** begin **

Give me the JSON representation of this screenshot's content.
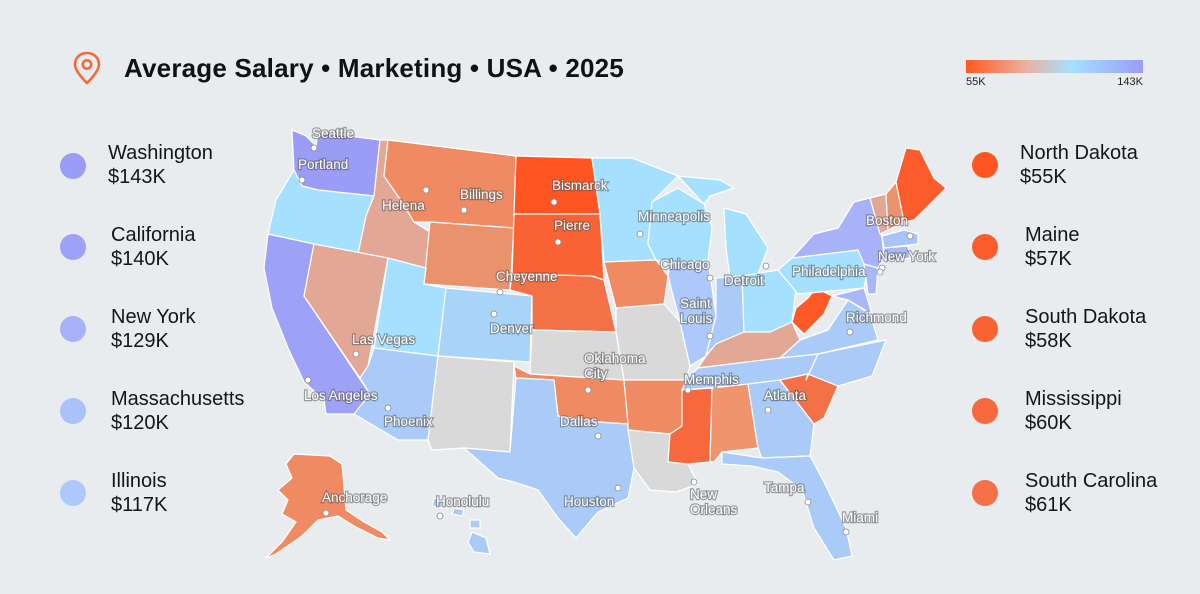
{
  "title": "Average Salary • Marketing • USA • 2025",
  "icon": "location-pin-icon",
  "scale": {
    "min_label": "55K",
    "max_label": "143K",
    "min_value": 55,
    "max_value": 143
  },
  "colors": {
    "lowest": "#ff5a1f",
    "low": "#f08a62",
    "mid_low": "#e3a796",
    "no_data": "#d9d9d9",
    "mid": "#a6e0ff",
    "mid_high": "#aacbf7",
    "high": "#a8b8f7",
    "highest": "#9a9cf6",
    "background": "#e8ecee"
  },
  "top_states": [
    {
      "name": "Washington",
      "salary": "$143K",
      "color": "#9a9cf6"
    },
    {
      "name": "California",
      "salary": "$140K",
      "color": "#9ea2f6"
    },
    {
      "name": "New York",
      "salary": "$129K",
      "color": "#a7b2f8"
    },
    {
      "name": "Massachusetts",
      "salary": "$120K",
      "color": "#abc1f9"
    },
    {
      "name": "Illinois",
      "salary": "$117K",
      "color": "#adc9fb"
    }
  ],
  "bottom_states": [
    {
      "name": "North Dakota",
      "salary": "$55K",
      "color": "#ff5522"
    },
    {
      "name": "Maine",
      "salary": "$57K",
      "color": "#fc5c2b"
    },
    {
      "name": "South Dakota",
      "salary": "$58K",
      "color": "#f96233"
    },
    {
      "name": "Mississippi",
      "salary": "$60K",
      "color": "#f7693c"
    },
    {
      "name": "South Carolina",
      "salary": "$61K",
      "color": "#f47047"
    }
  ],
  "cities": [
    {
      "name": "Seattle"
    },
    {
      "name": "Portland"
    },
    {
      "name": "Helena"
    },
    {
      "name": "Billings"
    },
    {
      "name": "Bismarck"
    },
    {
      "name": "Pierre"
    },
    {
      "name": "Minneapolis"
    },
    {
      "name": "Boston"
    },
    {
      "name": "New York"
    },
    {
      "name": "Philadelphia"
    },
    {
      "name": "Chicago"
    },
    {
      "name": "Detroit"
    },
    {
      "name": "Cheyenne"
    },
    {
      "name": "Denver"
    },
    {
      "name": "Saint Louis"
    },
    {
      "name": "Richmond"
    },
    {
      "name": "Las Vegas"
    },
    {
      "name": "Oklahoma City"
    },
    {
      "name": "Memphis"
    },
    {
      "name": "Los Angeles"
    },
    {
      "name": "Phoenix"
    },
    {
      "name": "Atlanta"
    },
    {
      "name": "Dallas"
    },
    {
      "name": "Anchorage"
    },
    {
      "name": "Honolulu"
    },
    {
      "name": "Houston"
    },
    {
      "name": "New Orleans"
    },
    {
      "name": "Tampa"
    },
    {
      "name": "Miami"
    }
  ]
}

** end **

Exercise: Take the data above and repeat it exactly, leaving each picture out.

Solution:
Give me the JSON representation of this screenshot's content.
{
  "title": "Average Salary • Marketing • USA • 2025",
  "icon": "location-pin-icon",
  "scale": {
    "min_label": "55K",
    "max_label": "143K",
    "min_value": 55,
    "max_value": 143
  },
  "colors": {
    "lowest": "#ff5a1f",
    "low": "#f08a62",
    "mid_low": "#e3a796",
    "no_data": "#d9d9d9",
    "mid": "#a6e0ff",
    "mid_high": "#aacbf7",
    "high": "#a8b8f7",
    "highest": "#9a9cf6",
    "background": "#e8ecee"
  },
  "top_states": [
    {
      "name": "Washington",
      "salary": "$143K",
      "color": "#9a9cf6"
    },
    {
      "name": "California",
      "salary": "$140K",
      "color": "#9ea2f6"
    },
    {
      "name": "New York",
      "salary": "$129K",
      "color": "#a7b2f8"
    },
    {
      "name": "Massachusetts",
      "salary": "$120K",
      "color": "#abc1f9"
    },
    {
      "name": "Illinois",
      "salary": "$117K",
      "color": "#adc9fb"
    }
  ],
  "bottom_states": [
    {
      "name": "North Dakota",
      "salary": "$55K",
      "color": "#ff5522"
    },
    {
      "name": "Maine",
      "salary": "$57K",
      "color": "#fc5c2b"
    },
    {
      "name": "South Dakota",
      "salary": "$58K",
      "color": "#f96233"
    },
    {
      "name": "Mississippi",
      "salary": "$60K",
      "color": "#f7693c"
    },
    {
      "name": "South Carolina",
      "salary": "$61K",
      "color": "#f47047"
    }
  ],
  "cities": [
    {
      "name": "Seattle"
    },
    {
      "name": "Portland"
    },
    {
      "name": "Helena"
    },
    {
      "name": "Billings"
    },
    {
      "name": "Bismarck"
    },
    {
      "name": "Pierre"
    },
    {
      "name": "Minneapolis"
    },
    {
      "name": "Boston"
    },
    {
      "name": "New York"
    },
    {
      "name": "Philadelphia"
    },
    {
      "name": "Chicago"
    },
    {
      "name": "Detroit"
    },
    {
      "name": "Cheyenne"
    },
    {
      "name": "Denver"
    },
    {
      "name": "Saint Louis"
    },
    {
      "name": "Richmond"
    },
    {
      "name": "Las Vegas"
    },
    {
      "name": "Oklahoma City"
    },
    {
      "name": "Memphis"
    },
    {
      "name": "Los Angeles"
    },
    {
      "name": "Phoenix"
    },
    {
      "name": "Atlanta"
    },
    {
      "name": "Dallas"
    },
    {
      "name": "Anchorage"
    },
    {
      "name": "Honolulu"
    },
    {
      "name": "Houston"
    },
    {
      "name": "New Orleans"
    },
    {
      "name": "Tampa"
    },
    {
      "name": "Miami"
    }
  ]
}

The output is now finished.